‘Please Keep Going,’ Hillary Clinton Tells LGBT Center Crowd

Hillary Rodham Clinton addresses more than 900 at the LGBT Community Center Dinner at Cipriani Wall Street on April 20. Photo by Donna Aceto.
Hillary Rodham Clinton addresses more than 900 at the LGBT Community Center Dinner at Cipriani Wall Street on April 20. Photo by Donna Aceto.

BY PAUL SCHINDLER | “I know the election hit a lot of us hard,” Hillary Rodham Clinton told the crowd at this week’s Center Dinner in a drolly delivered bit of understatement.

After the knowing laughter subsided, the former secretary of state, who won last year’s presidential popular vote by nearly three million votes yet is not sitting in the Oval Office, added, “Even when it feels tempting to pull the covers over your head, please keep going; please remember those who came before us.”

Speaking to more than 900 guests of the LGBT Community Center gathered on April 20 amidst Cipriani Wall Street’s gilded elegance, Clinton then recalled the roles of Larry Kramer and Peter Staley in ACT UP, marriage equality pioneers Edie Windsor and Jim Obergefell, and the surviving family members of hate crimes victims, including Matthew Shepard’s parents, Judy and Dennis, in honoring activists “who fought for their families [and] never lost faith that justice would prevail; all the people who risked their jobs, their homes, even their lives to fight for the fundamental rights and dignity of all people. Because you marched, you organized, you brought lawsuits, you ran for office, we made progress.”

::::::::::

Your tasks
- A) Answer these questions from the article on Clinton's speech at the Center Dinner, one answer per line:
(i) At what venue was the dinner held?
(ii) By roughly how many votes did Clinton win last year's presidential popular vote?
(iii) What are the first names of Matthew Shepard's parents?
- B) Print everything in the article on Clinton's speech at the Center Dinner from "BY PAUL SCHINDLER" down to "bit of understatement.".
The material after this comes from a separate source.

(Extracted data entries)
::::::::::

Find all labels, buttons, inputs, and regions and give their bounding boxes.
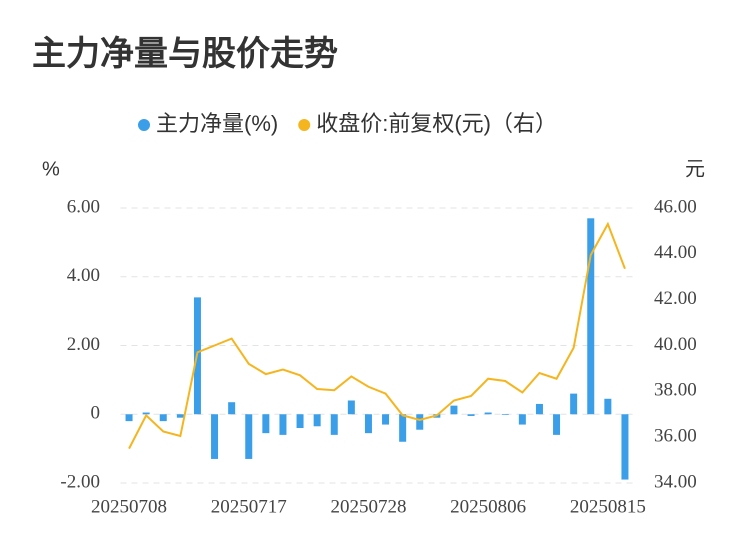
- bar: [313, 414, 321, 427]
- x-tick-label: 20250806: [450, 496, 526, 517]
- x-tick-label: 20250708: [91, 496, 167, 517]
- bar: [279, 414, 287, 435]
- bar: [484, 412, 492, 415]
- y-tick-label: 2.00: [67, 334, 100, 355]
- bar: [330, 414, 338, 435]
- y-tick-label: 0: [91, 403, 101, 424]
- y2-tick-label: 38.00: [654, 380, 697, 401]
- y2-axis-unit: 元: [685, 158, 705, 180]
- bar: [296, 414, 304, 428]
- bar: [570, 393, 578, 415]
- y-tick-label: 6.00: [67, 196, 100, 217]
- legend-marker: [298, 119, 311, 131]
- bar: [176, 414, 184, 418]
- bar: [399, 414, 407, 442]
- legend-marker: [138, 119, 150, 131]
- legend-label: 收盘价:前复权(元)（右）: [316, 111, 557, 136]
- bar: [604, 398, 612, 415]
- bar: [416, 414, 424, 430]
- y2-tick-label: 44.00: [654, 242, 697, 263]
- bar: [553, 414, 561, 435]
- x-tick-label: 20250815: [570, 496, 646, 517]
- bar: [142, 412, 150, 415]
- y-tick-label: -2.00: [60, 471, 100, 492]
- x-tick-label: 20250717: [211, 496, 287, 517]
- y2-tick-label: 46.00: [654, 196, 697, 217]
- y2-tick-label: 36.00: [654, 426, 697, 447]
- y2-tick-label: 34.00: [654, 471, 697, 492]
- y-axis-unit: %: [42, 158, 60, 180]
- bar: [518, 414, 526, 425]
- x-tick-label: 20250728: [330, 496, 406, 517]
- bar: [587, 218, 595, 415]
- bar: [228, 402, 236, 415]
- bar: [245, 414, 253, 459]
- price-line: [128, 221, 626, 450]
- y-tick-label: 4.00: [67, 265, 100, 286]
- bar: [159, 414, 167, 422]
- bar: [364, 414, 372, 434]
- bar: [467, 414, 475, 416]
- y2-tick-label: 40.00: [654, 334, 697, 355]
- y2-tick-label: 42.00: [654, 288, 697, 309]
- bar: [382, 414, 390, 425]
- bar: [450, 405, 458, 415]
- bar: [621, 414, 629, 480]
- bar: [347, 400, 355, 415]
- bar: [125, 414, 133, 422]
- legend-label: 主力净量(%): [156, 111, 278, 136]
- chart-title: 主力净量与股价走势: [32, 35, 338, 73]
- bar: [535, 403, 543, 415]
- bar: [211, 414, 219, 459]
- bar: [501, 414, 509, 415]
- bar: [262, 414, 270, 434]
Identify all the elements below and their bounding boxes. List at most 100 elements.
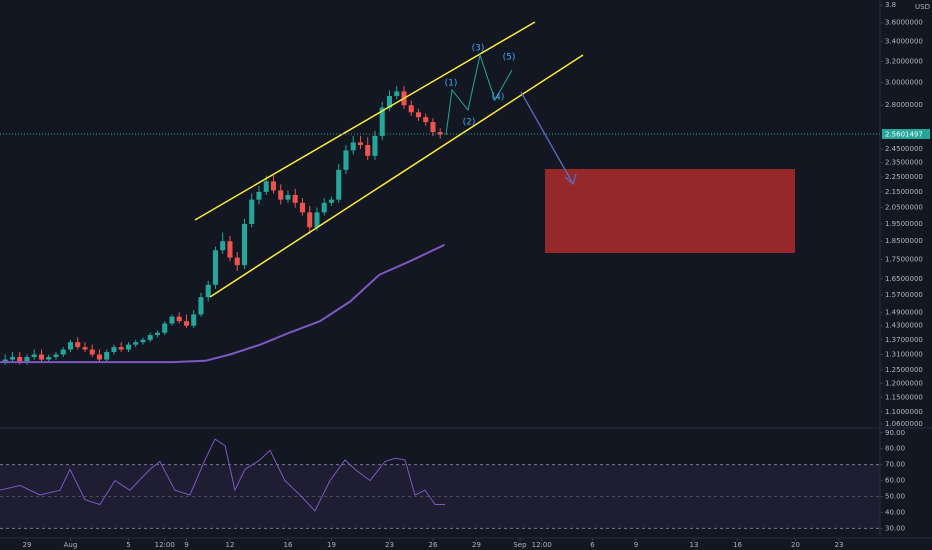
y-tick-label: 2.4500000 bbox=[885, 145, 923, 153]
candle-body bbox=[372, 135, 378, 156]
candle-body bbox=[82, 347, 88, 350]
candle-body bbox=[118, 347, 124, 350]
candle-body bbox=[31, 354, 37, 358]
candle-body bbox=[234, 257, 240, 266]
candle-body bbox=[9, 357, 16, 360]
candle-body bbox=[147, 335, 153, 340]
moving-average bbox=[0, 243, 446, 364]
candle-body bbox=[249, 199, 255, 224]
wave-label: (4) bbox=[492, 93, 505, 103]
candle-body bbox=[386, 95, 393, 108]
rsi-tick-label: 30.00 bbox=[885, 524, 905, 532]
x-tick-label: 12:00 bbox=[155, 541, 175, 549]
y-tick-label: 1.9500000 bbox=[885, 220, 923, 228]
y-tick-label: 1.1500000 bbox=[885, 393, 923, 401]
y-tick-label: 1.7500000 bbox=[885, 255, 923, 263]
candle-body bbox=[191, 314, 197, 326]
candle-body bbox=[89, 349, 95, 355]
candle-body bbox=[154, 332, 161, 336]
wave-label: (5) bbox=[503, 53, 516, 63]
candle-body bbox=[2, 359, 8, 363]
candle-body bbox=[17, 357, 23, 363]
candle-body bbox=[321, 202, 327, 213]
candle-body bbox=[111, 347, 117, 353]
y-tick-label: 1.1000000 bbox=[885, 408, 923, 416]
currency: USD bbox=[915, 3, 930, 11]
y-tick-label: 2.0500000 bbox=[885, 204, 923, 212]
x-tick-label: Aug bbox=[64, 541, 78, 549]
x-tick-label: 12 bbox=[226, 541, 235, 549]
x-tick-label: 12:00 bbox=[532, 541, 552, 549]
candle-body bbox=[169, 316, 175, 324]
x-tick-label: 16 bbox=[284, 541, 293, 549]
rsi-tick-label: 60.00 bbox=[885, 477, 905, 485]
arrow bbox=[520, 91, 573, 183]
rsi-tick-label: 80.00 bbox=[885, 445, 905, 453]
candle-body bbox=[125, 344, 132, 350]
candle-body bbox=[408, 105, 414, 113]
y-tick-label: 2.8000000 bbox=[885, 101, 923, 109]
y-tick-label: 1.5700000 bbox=[885, 291, 923, 299]
candle-body bbox=[60, 349, 66, 355]
x-tick-label: 6 bbox=[590, 541, 595, 549]
candle-body bbox=[24, 357, 30, 363]
candle-body bbox=[241, 223, 248, 266]
candle-body bbox=[96, 354, 103, 360]
candle-body bbox=[212, 250, 219, 285]
x-tick-label: Sep bbox=[513, 541, 527, 549]
candle-body bbox=[415, 112, 422, 118]
candle-body bbox=[328, 199, 335, 203]
candle-body bbox=[67, 342, 74, 350]
y-tick-label: 1.3100000 bbox=[885, 351, 923, 359]
candle-body bbox=[357, 142, 364, 146]
x-tick-label: 13 bbox=[690, 541, 699, 549]
candle-body bbox=[183, 321, 190, 326]
candle-body bbox=[270, 181, 277, 191]
x-tick-label: 19 bbox=[327, 541, 336, 549]
candle-body bbox=[256, 191, 262, 200]
wave-projection bbox=[445, 53, 513, 136]
candle-body bbox=[299, 202, 306, 213]
candle-body bbox=[379, 107, 385, 136]
y-tick-label: 2.2500000 bbox=[885, 173, 923, 181]
candle-body bbox=[46, 357, 52, 360]
candle-body bbox=[104, 352, 110, 360]
candle-body bbox=[176, 316, 182, 322]
candle-body bbox=[227, 241, 233, 258]
y-tick-label: 3.6000000 bbox=[885, 19, 923, 27]
y-tick-label: 1.4300000 bbox=[885, 322, 923, 330]
candle-body bbox=[314, 212, 320, 228]
y-tick-label: 1.2500000 bbox=[885, 366, 923, 374]
candle-body bbox=[365, 145, 371, 156]
candle-body bbox=[423, 117, 429, 123]
candle-body bbox=[38, 354, 45, 360]
candle-body bbox=[205, 284, 211, 298]
candle-body bbox=[198, 297, 204, 315]
y-tick-label: 1.0600000 bbox=[885, 420, 923, 428]
candle-body bbox=[394, 91, 400, 96]
y-tick-label: 1.2000000 bbox=[885, 379, 923, 387]
candle-body bbox=[278, 190, 284, 200]
y-tick-label: 1.4900000 bbox=[885, 308, 923, 316]
candle-body bbox=[285, 194, 291, 200]
y-tick-label: 3.8 bbox=[885, 1, 896, 9]
x-tick-label: 29 bbox=[23, 541, 32, 549]
candle-body bbox=[292, 194, 298, 203]
candle-body bbox=[307, 212, 313, 228]
y-tick-label: 2.1500000 bbox=[885, 188, 923, 196]
x-tick-label: 29 bbox=[472, 541, 481, 549]
price-tag bbox=[882, 129, 930, 139]
candle-body bbox=[343, 150, 349, 170]
rsi-pane bbox=[0, 464, 880, 529]
wave-label: (2) bbox=[463, 118, 476, 128]
y-tick-label: 3.4000000 bbox=[885, 38, 923, 46]
candle-body bbox=[350, 142, 356, 151]
y-tick-label: 3.2000000 bbox=[885, 57, 923, 65]
rsi-tick-label: 90.00 bbox=[885, 429, 905, 437]
channel-lower bbox=[209, 54, 584, 298]
wave-label: (1) bbox=[445, 79, 458, 89]
candle-body bbox=[162, 323, 168, 333]
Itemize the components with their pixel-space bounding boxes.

::::::::::

Full solutions
- A)
(i) Cipriani Wall Street
(ii) Nearly three million votes
(iii) Judy and Dennis

- B)
BY PAUL SCHINDLER | “I know the election hit a lot of us hard,” Hillary Rodham Clinton told the crowd at this week’s Center Dinner in a drolly delivered bit of understatement.